» Problem statement: Copy out each line of the listing that has the word "package" in it.

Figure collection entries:

-- start --

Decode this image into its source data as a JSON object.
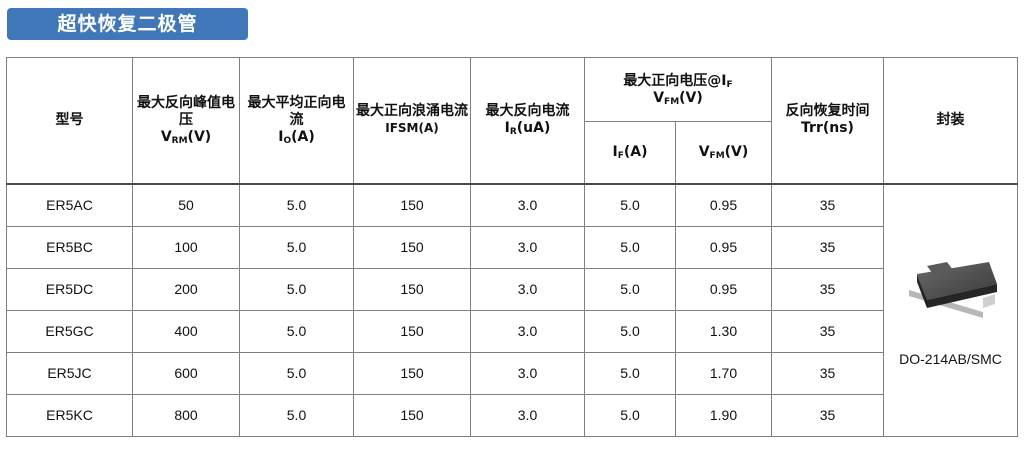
{
  "banner": {
    "title": "超快恢复二极管"
  },
  "headers": {
    "model": "型号",
    "vrm": {
      "main": "最大反向峰值电压",
      "sym": "V",
      "sub": "RM",
      "unit": "(V)"
    },
    "io": {
      "main": "最大平均正向电流",
      "sym": "I",
      "sub": "O",
      "unit": "(A)"
    },
    "ifsm": {
      "main": "最大正向浪涌电流",
      "line2": "IFSM(A)"
    },
    "ir": {
      "main": "最大反向电流",
      "sym": "I",
      "sub": "R",
      "unit": "(uA)"
    },
    "vfm_group": {
      "main": "最大正向电压@I",
      "main_sub": "F",
      "sym": "V",
      "sub": "FM",
      "unit": "(V)"
    },
    "if_col": {
      "sym": "I",
      "sub": "F",
      "unit": "(A)"
    },
    "vfm_col": {
      "sym": "V",
      "sub": "FM",
      "unit": "(V)"
    },
    "trr": {
      "main": "反向恢复时间",
      "line2": "Trr(ns)"
    },
    "package": "封装"
  },
  "rows": [
    {
      "model": "ER5AC",
      "vrm": "50",
      "io": "5.0",
      "ifsm": "150",
      "ir": "3.0",
      "if": "5.0",
      "vfm": "0.95",
      "trr": "35"
    },
    {
      "model": "ER5BC",
      "vrm": "100",
      "io": "5.0",
      "ifsm": "150",
      "ir": "3.0",
      "if": "5.0",
      "vfm": "0.95",
      "trr": "35"
    },
    {
      "model": "ER5DC",
      "vrm": "200",
      "io": "5.0",
      "ifsm": "150",
      "ir": "3.0",
      "if": "5.0",
      "vfm": "0.95",
      "trr": "35"
    },
    {
      "model": "ER5GC",
      "vrm": "400",
      "io": "5.0",
      "ifsm": "150",
      "ir": "3.0",
      "if": "5.0",
      "vfm": "1.30",
      "trr": "35"
    },
    {
      "model": "ER5JC",
      "vrm": "600",
      "io": "5.0",
      "ifsm": "150",
      "ir": "3.0",
      "if": "5.0",
      "vfm": "1.70",
      "trr": "35"
    },
    {
      "model": "ER5KC",
      "vrm": "800",
      "io": "5.0",
      "ifsm": "150",
      "ir": "3.0",
      "if": "5.0",
      "vfm": "1.90",
      "trr": "35"
    }
  ],
  "package": {
    "label": "DO-214AB/SMC",
    "icon": "smd-diode-package-icon"
  },
  "colors": {
    "banner": "#3f77b8",
    "border": "#7f7f7f"
  }
}
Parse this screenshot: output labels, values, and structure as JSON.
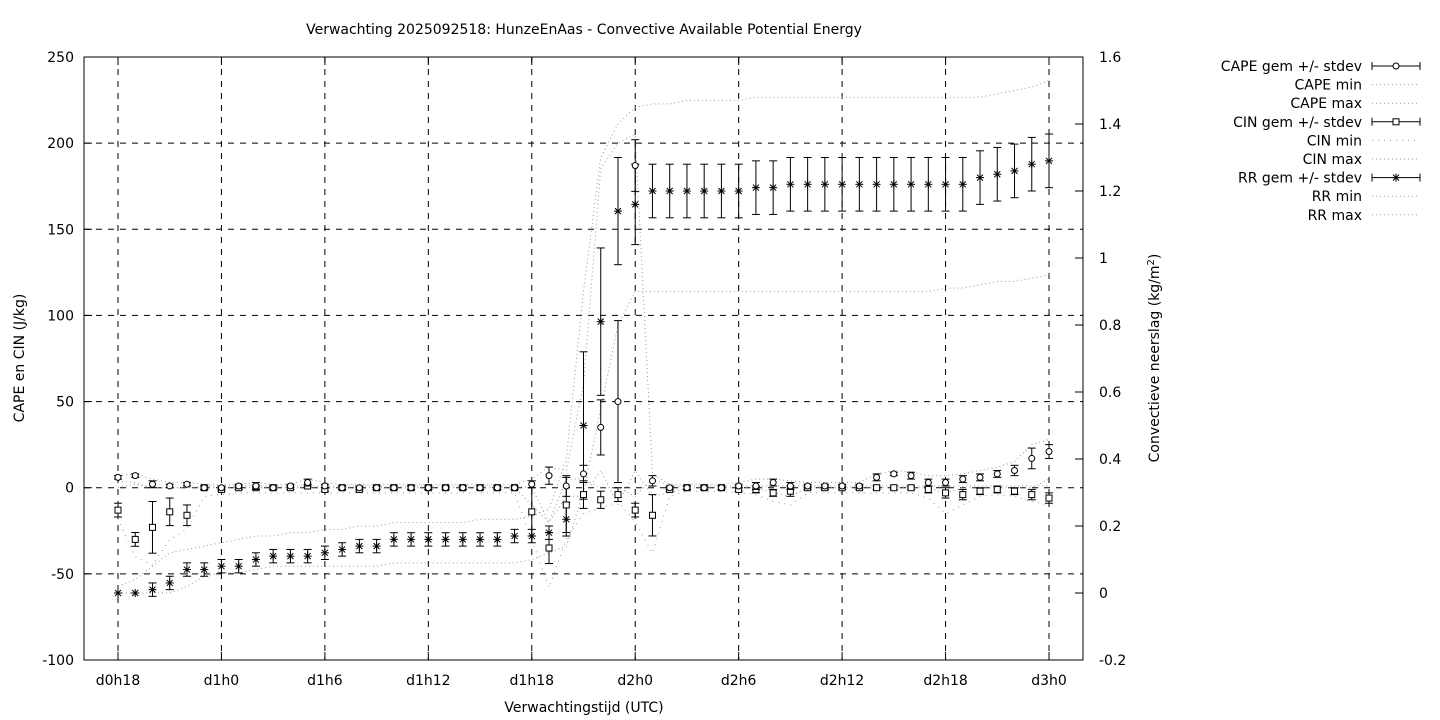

-- end --

» Written solution:
    "package": "封装"
  "package": {
    "icon": "smd-diode-package-icon"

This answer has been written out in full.